### DATA FOR THE TASK
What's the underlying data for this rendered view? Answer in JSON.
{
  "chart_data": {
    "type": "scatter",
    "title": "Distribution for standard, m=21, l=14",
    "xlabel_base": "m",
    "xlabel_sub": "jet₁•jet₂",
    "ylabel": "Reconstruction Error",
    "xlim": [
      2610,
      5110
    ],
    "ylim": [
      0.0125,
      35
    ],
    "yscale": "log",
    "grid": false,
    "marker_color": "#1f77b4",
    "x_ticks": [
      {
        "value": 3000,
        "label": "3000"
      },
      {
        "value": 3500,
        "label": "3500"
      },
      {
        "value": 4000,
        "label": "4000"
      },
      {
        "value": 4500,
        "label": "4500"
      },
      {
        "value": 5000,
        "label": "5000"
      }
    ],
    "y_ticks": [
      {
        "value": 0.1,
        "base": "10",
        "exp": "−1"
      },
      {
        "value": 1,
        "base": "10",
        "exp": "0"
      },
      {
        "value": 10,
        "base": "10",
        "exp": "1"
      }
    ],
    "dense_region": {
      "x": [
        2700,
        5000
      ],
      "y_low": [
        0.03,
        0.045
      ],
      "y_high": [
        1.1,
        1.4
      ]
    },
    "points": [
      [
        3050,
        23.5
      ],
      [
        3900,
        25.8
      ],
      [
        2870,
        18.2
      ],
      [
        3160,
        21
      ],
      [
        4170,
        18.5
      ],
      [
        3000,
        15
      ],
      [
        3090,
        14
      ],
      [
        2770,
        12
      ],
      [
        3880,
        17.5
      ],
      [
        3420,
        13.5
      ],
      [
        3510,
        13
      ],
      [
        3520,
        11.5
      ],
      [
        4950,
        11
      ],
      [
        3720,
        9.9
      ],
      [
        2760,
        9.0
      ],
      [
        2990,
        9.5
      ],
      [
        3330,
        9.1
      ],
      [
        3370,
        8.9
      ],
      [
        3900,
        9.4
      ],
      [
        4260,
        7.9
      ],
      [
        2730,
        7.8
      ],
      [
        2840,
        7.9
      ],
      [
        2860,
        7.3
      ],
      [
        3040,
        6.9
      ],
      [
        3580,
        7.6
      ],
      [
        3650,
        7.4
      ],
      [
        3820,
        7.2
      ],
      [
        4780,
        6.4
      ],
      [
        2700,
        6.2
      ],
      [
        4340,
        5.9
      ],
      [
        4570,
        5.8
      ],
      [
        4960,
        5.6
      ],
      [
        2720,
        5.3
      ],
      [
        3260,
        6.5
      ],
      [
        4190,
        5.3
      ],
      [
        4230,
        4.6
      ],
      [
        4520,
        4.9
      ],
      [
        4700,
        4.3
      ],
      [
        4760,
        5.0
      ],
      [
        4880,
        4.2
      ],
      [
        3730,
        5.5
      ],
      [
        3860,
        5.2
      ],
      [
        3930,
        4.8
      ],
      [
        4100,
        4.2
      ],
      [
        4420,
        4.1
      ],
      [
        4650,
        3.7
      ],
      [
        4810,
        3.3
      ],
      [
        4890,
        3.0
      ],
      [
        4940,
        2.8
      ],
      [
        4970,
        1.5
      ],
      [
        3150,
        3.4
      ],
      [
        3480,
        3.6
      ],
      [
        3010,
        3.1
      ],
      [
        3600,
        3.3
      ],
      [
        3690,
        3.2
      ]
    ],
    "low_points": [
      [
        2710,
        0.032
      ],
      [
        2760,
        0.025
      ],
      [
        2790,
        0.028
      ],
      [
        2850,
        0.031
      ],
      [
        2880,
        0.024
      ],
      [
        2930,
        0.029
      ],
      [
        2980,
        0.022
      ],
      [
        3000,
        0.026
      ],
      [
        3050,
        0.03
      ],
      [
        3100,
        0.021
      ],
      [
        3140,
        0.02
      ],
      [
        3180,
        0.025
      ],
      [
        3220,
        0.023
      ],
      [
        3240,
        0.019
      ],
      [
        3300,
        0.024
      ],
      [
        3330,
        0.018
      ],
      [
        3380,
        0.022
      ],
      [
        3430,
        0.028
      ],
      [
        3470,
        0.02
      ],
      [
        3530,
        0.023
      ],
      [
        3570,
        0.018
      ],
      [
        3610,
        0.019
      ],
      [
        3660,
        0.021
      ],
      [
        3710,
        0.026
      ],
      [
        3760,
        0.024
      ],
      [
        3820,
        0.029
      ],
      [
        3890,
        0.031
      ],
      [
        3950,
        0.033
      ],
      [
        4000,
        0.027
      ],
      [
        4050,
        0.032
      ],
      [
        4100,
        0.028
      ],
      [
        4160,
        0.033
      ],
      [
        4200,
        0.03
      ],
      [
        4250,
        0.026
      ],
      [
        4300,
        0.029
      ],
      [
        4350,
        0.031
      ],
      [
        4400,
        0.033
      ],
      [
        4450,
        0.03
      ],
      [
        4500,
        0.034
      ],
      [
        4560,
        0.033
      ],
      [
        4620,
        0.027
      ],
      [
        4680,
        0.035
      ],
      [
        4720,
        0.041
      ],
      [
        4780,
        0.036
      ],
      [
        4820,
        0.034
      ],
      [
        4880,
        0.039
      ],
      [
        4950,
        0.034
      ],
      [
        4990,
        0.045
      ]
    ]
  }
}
######
#### DIRECTION
Filter the listing above for the string "value" and copy every matching line.

#### REPLY TO THE EXERCISE
        "value": 3000,
        "value": 3500,
        "value": 4000,
        "value": 4500,
        "value": 5000,
        "value": 0.1,
        "value": 1,
        "value": 10,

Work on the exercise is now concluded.